[START OF RECORDS PROVIDED]

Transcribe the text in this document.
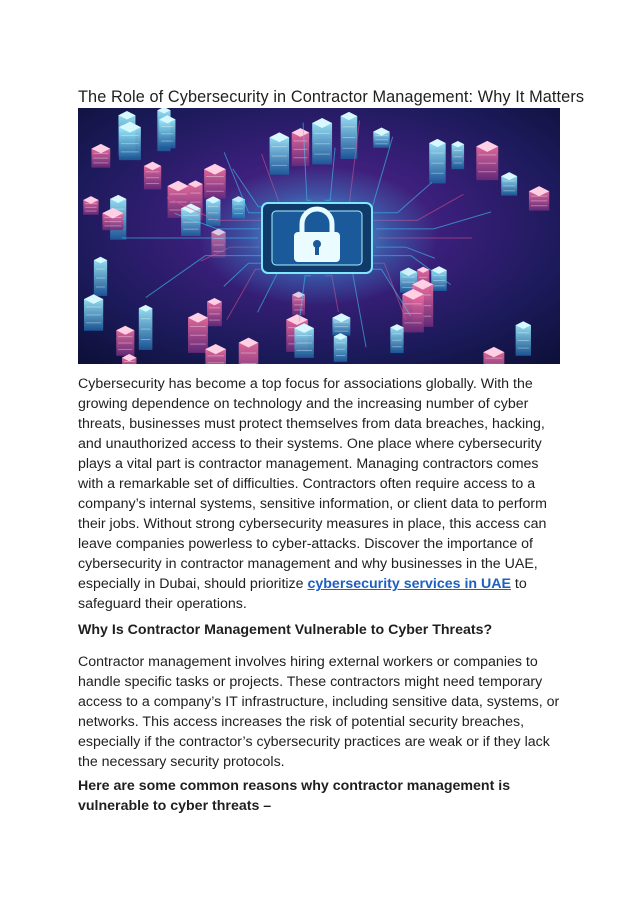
The Role of Cybersecurity in Contractor Management: Why It Matters

Cybersecurity has become a top focus for associations globally. With the growing dependence on technology and the increasing number of cyber threats, businesses must protect themselves from data breaches, hacking, and unauthorized access to their systems. One place where cybersecurity plays a vital part is contractor management. Managing contractors comes with a remarkable set of difficulties. Contractors often require access to a company’s internal systems, sensitive information, or client data to perform their jobs. Without strong cybersecurity measures in place, this access can leave companies powerless to cyber-attacks. Discover the importance of cybersecurity in contractor management and why businesses in the UAE, especially in Dubai, should prioritize cybersecurity services in UAE to safeguard their operations.

Why Is Contractor Management Vulnerable to Cyber Threats?

Contractor management involves hiring external workers or companies to handle specific tasks or projects. These contractors might need temporary access to a company’s IT infrastructure, including sensitive data, systems, or networks. This access increases the risk of potential security breaches, especially if the contractor’s cybersecurity practices are weak or if they lack the necessary security protocols.

Here are some common reasons why contractor management is vulnerable to cyber threats –
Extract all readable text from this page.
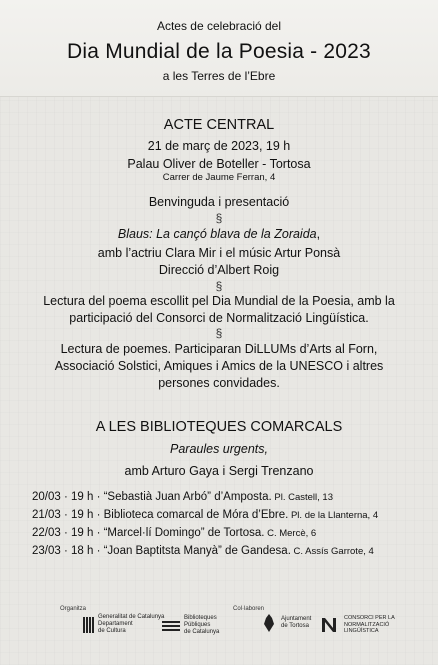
Actes de celebració del
Dia Mundial de la Poesia - 2023
a les Terres de l’Ebre
ACTE CENTRAL
21 de març de 2023, 19 h
Palau Oliver de Boteller - Tortosa
Carrer de Jaume Ferran, 4
Benvinguda i presentació
§
Blaus: La cançó blava de la Zoraida,
amb l’actriu Clara Mir i el músic Artur Ponsà
Direcció d’Albert Roig
§
Lectura del poema escollit pel Dia Mundial de la Poesia, amb la
participació del Consorci de Normalització Lingüística.
§
Lectura de poemes. Participaran DiLLUMs d’Arts al Forn,
Associació Solstici, Amiques i Amics de la UNESCO i altres
persones convidades.
A LES BIBLIOTEQUES COMARCALS
Paraules urgents,
amb Arturo Gaya i Sergi Trenzano
20/03 · 19 h · “Sebastià Juan Arbó” d’Amposta. Pl. Castell, 13
21/03 · 19 h · Biblioteca comarcal de Móra d’Ebre. Pl. de la Llanterna, 4
22/03 · 19 h · “Marcel·lí Domingo” de Tortosa. C. Mercè, 6
23/03 · 18 h · “Joan Baptitsta Manyà” de Gandesa. C. Assís Garrote, 4
Organitza
Generalitat de Catalunya
Departament
de Cultura
Biblioteques
Públiques
de Catalunya
Col·laboren
Ajuntament
de Tortosa
CONSORCI PER LA
NORMALITZACIÓ
LINGÜÍSTICA
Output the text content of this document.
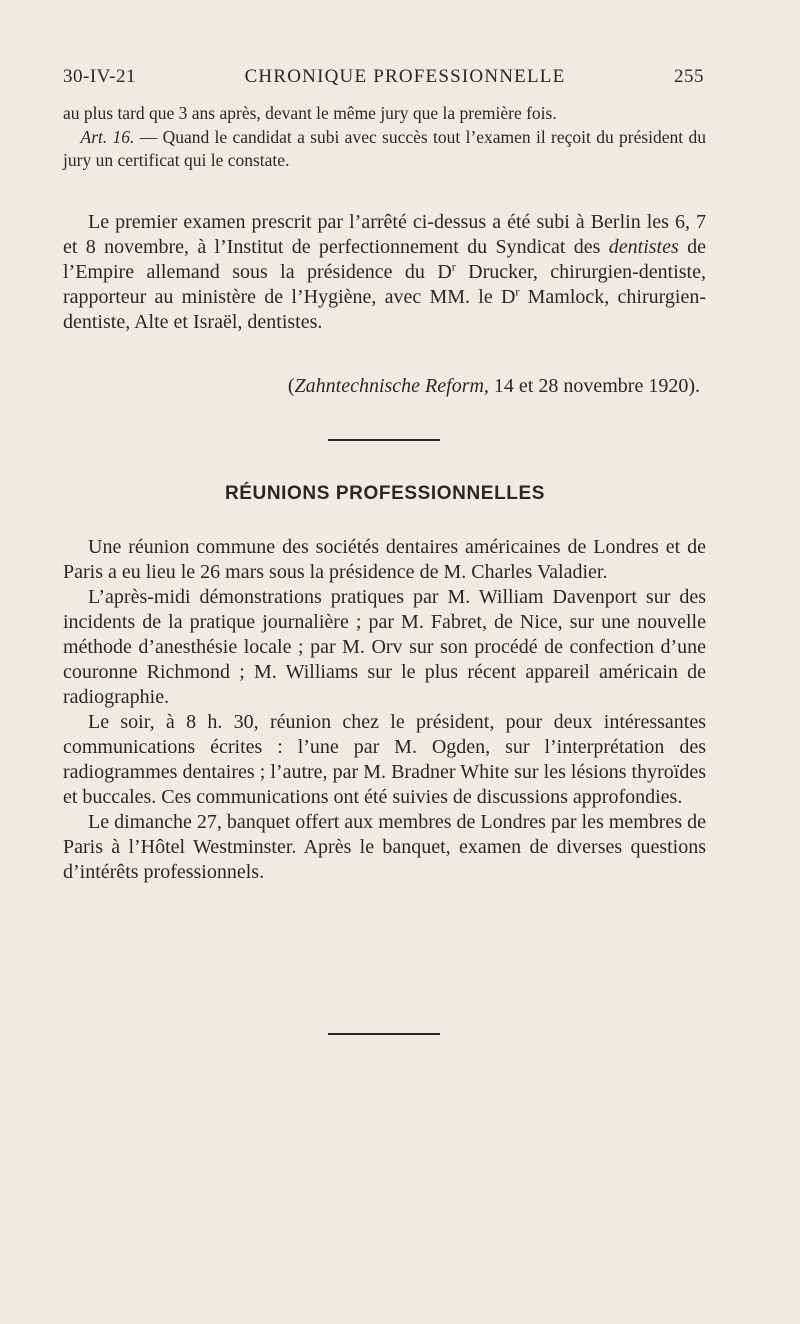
30-IV-21	CHRONIQUE PROFESSIONNELLE	255

au plus tard que 3 ans après, devant le même jury que la première fois.

 Art. 16. — Quand le candidat a subi avec succès tout l’examen il reçoit du président du jury un certificat qui le constate.

Le premier examen prescrit par l’arrêté ci-dessus a été subi à Berlin les 6, 7 et 8 novembre, à l’Institut de perfectionnement du Syndicat des dentistes de l’Empire allemand sous la présidence du $D^r$ Drucker, chirurgien-dentiste, rapporteur au ministère de l’Hygiène, avec MM. le $D^r$ Mamlock, chirurgien-dentiste, Alte et Israël, dentistes.

(Zahntechnische Reform, 14 et 28 novembre 1920).
RÉUNIONS PROFESSIONNELLES

Une réunion commune des sociétés dentaires américaines de Londres et de Paris a eu lieu le 26 mars sous la présidence de M. Charles Valadier.

L’après-midi démonstrations pratiques par M. William Davenport sur des incidents de la pratique journalière ; par M. Fabret, de Nice, sur une nouvelle méthode d’anesthésie locale ; par M. Orv sur son procédé de confection d’une couronne Richmond ; M. Williams sur le plus récent appareil américain de radiographie.

Le soir, à 8 h. 30, réunion chez le président, pour deux intéressantes communications écrites : l’une par M. Ogden, sur l’interprétation des radiogrammes dentaires ; l’autre, par M. Bradner White sur les lésions thyroïdes et buccales. Ces communications ont été suivies de discussions approfondies.

Le dimanche 27, banquet offert aux membres de Londres par les membres de Paris à l’Hôtel Westminster. Après le banquet, examen de diverses questions d’intérêts professionnels.
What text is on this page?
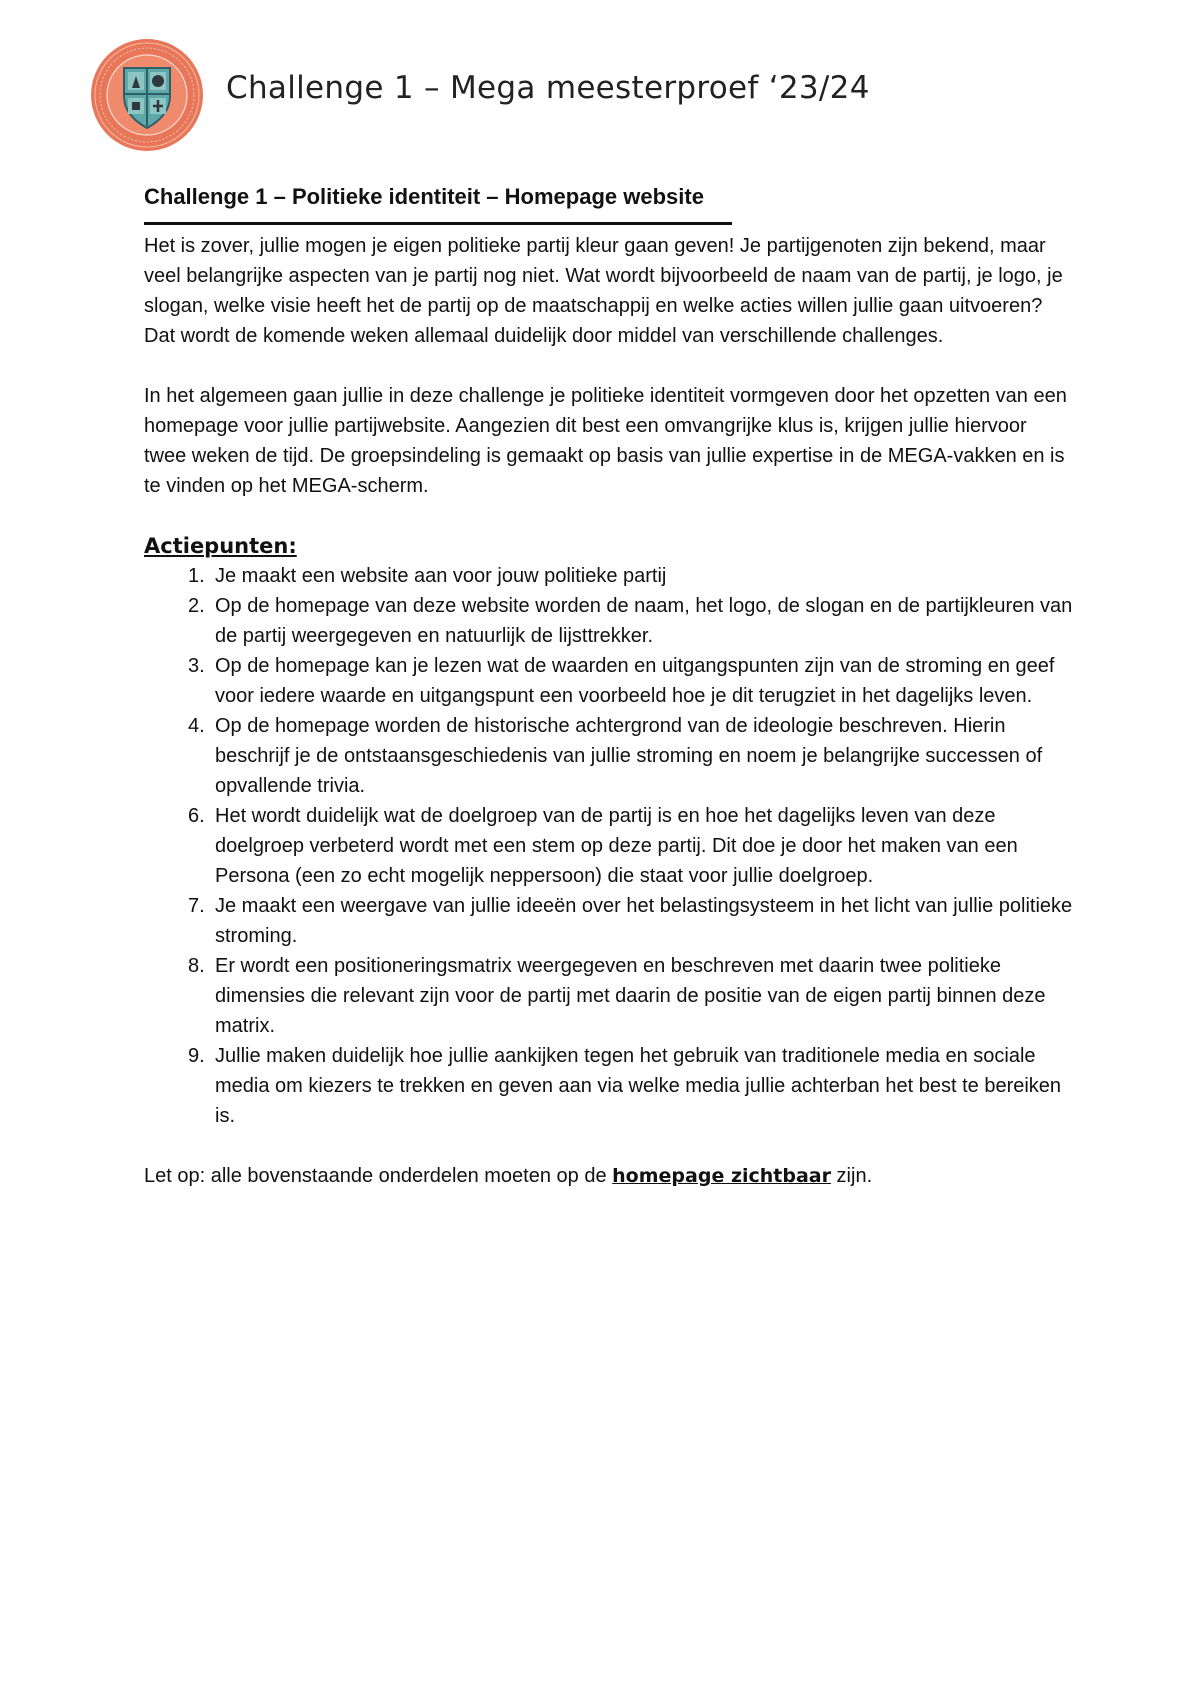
Challenge 1 – Mega meesterproef ‘23/24
Challenge 1 – Politieke identiteit – Homepage website

Het is zover, jullie mogen je eigen politieke partij kleur gaan geven! Je partijgenoten zijn bekend, maar veel belangrijke aspecten van je partij nog niet. Wat wordt bijvoorbeeld de naam van de partij, je logo, je slogan, welke visie heeft het de partij op de maatschappij en welke acties willen jullie gaan uitvoeren? Dat wordt de komende weken allemaal duidelijk door middel van verschillende challenges.

In het algemeen gaan jullie in deze challenge je politieke identiteit vormgeven door het opzetten van een homepage voor jullie partijwebsite. Aangezien dit best een omvangrijke klus is, krijgen jullie hiervoor twee weken de tijd. De groepsindeling is gemaakt op basis van jullie expertise in de MEGA-vakken en is te vinden op het MEGA-scherm.

Actiepunten:
1. Je maakt een website aan voor jouw politieke partij
2. Op de homepage van deze website worden de naam, het logo, de slogan en de partijkleuren van de partij weergegeven en natuurlijk de lijsttrekker.
3. Op de homepage kan je lezen wat de waarden en uitgangspunten zijn van de stroming en geef voor iedere waarde en uitgangspunt een voorbeeld hoe je dit terugziet in het dagelijks leven.
4. Op de homepage worden de historische achtergrond van de ideologie beschreven. Hierin beschrijf je de ontstaansgeschiedenis van jullie stroming en noem je belangrijke successen of opvallende trivia.
6. Het wordt duidelijk wat de doelgroep van de partij is en hoe het dagelijks leven van deze doelgroep verbeterd wordt met een stem op deze partij. Dit doe je door het maken van een Persona (een zo echt mogelijk neppersoon) die staat voor jullie doelgroep.
7. Je maakt een weergave van jullie ideeën over het belastingsysteem in het licht van jullie politieke stroming.
8. Er wordt een positioneringsmatrix weergegeven en beschreven met daarin twee politieke dimensies die relevant zijn voor de partij met daarin de positie van de eigen partij binnen deze matrix.
9. Jullie maken duidelijk hoe jullie aankijken tegen het gebruik van traditionele media en sociale media om kiezers te trekken en geven aan via welke media jullie achterban het best te bereiken is.

Let op: alle bovenstaande onderdelen moeten op de homepage zichtbaar zijn.
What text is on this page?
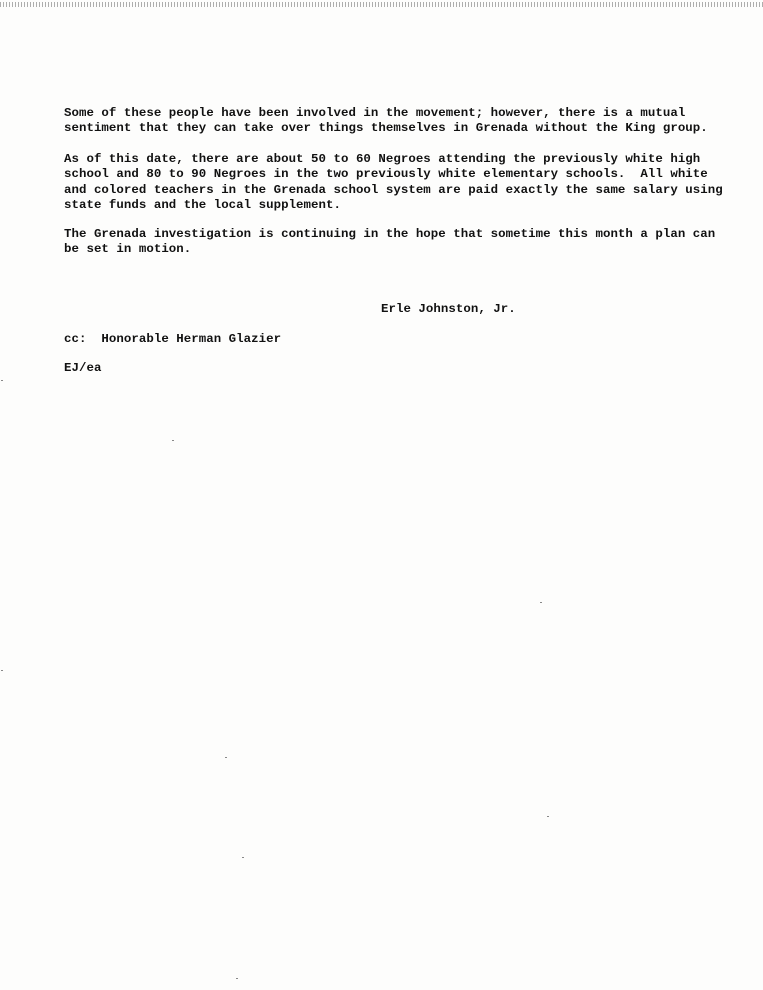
Some of these people have been involved in the movement; however, there is a mutual
sentiment that they can take over things themselves in Grenada without the King group.

As of this date, there are about 50 to 60 Negroes attending the previously white high
school and 80 to 90 Negroes in the two previously white elementary schools.  All white
and colored teachers in the Grenada school system are paid exactly the same salary using
state funds and the local supplement.

The Grenada investigation is continuing in the hope that sometime this month a plan can
be set in motion.

Erle Johnston, Jr.

cc:  Honorable Herman Glazier

EJ/ea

[END OF RECORDS PROVIDED]

Return each line among the entries that holds the word "Ebre".

• OUTPUT BELOW
a les Terres de l’Ebre
21/03 · 19 h · Biblioteca comarcal de Móra d’Ebre. Pl. de la Llanterna, 4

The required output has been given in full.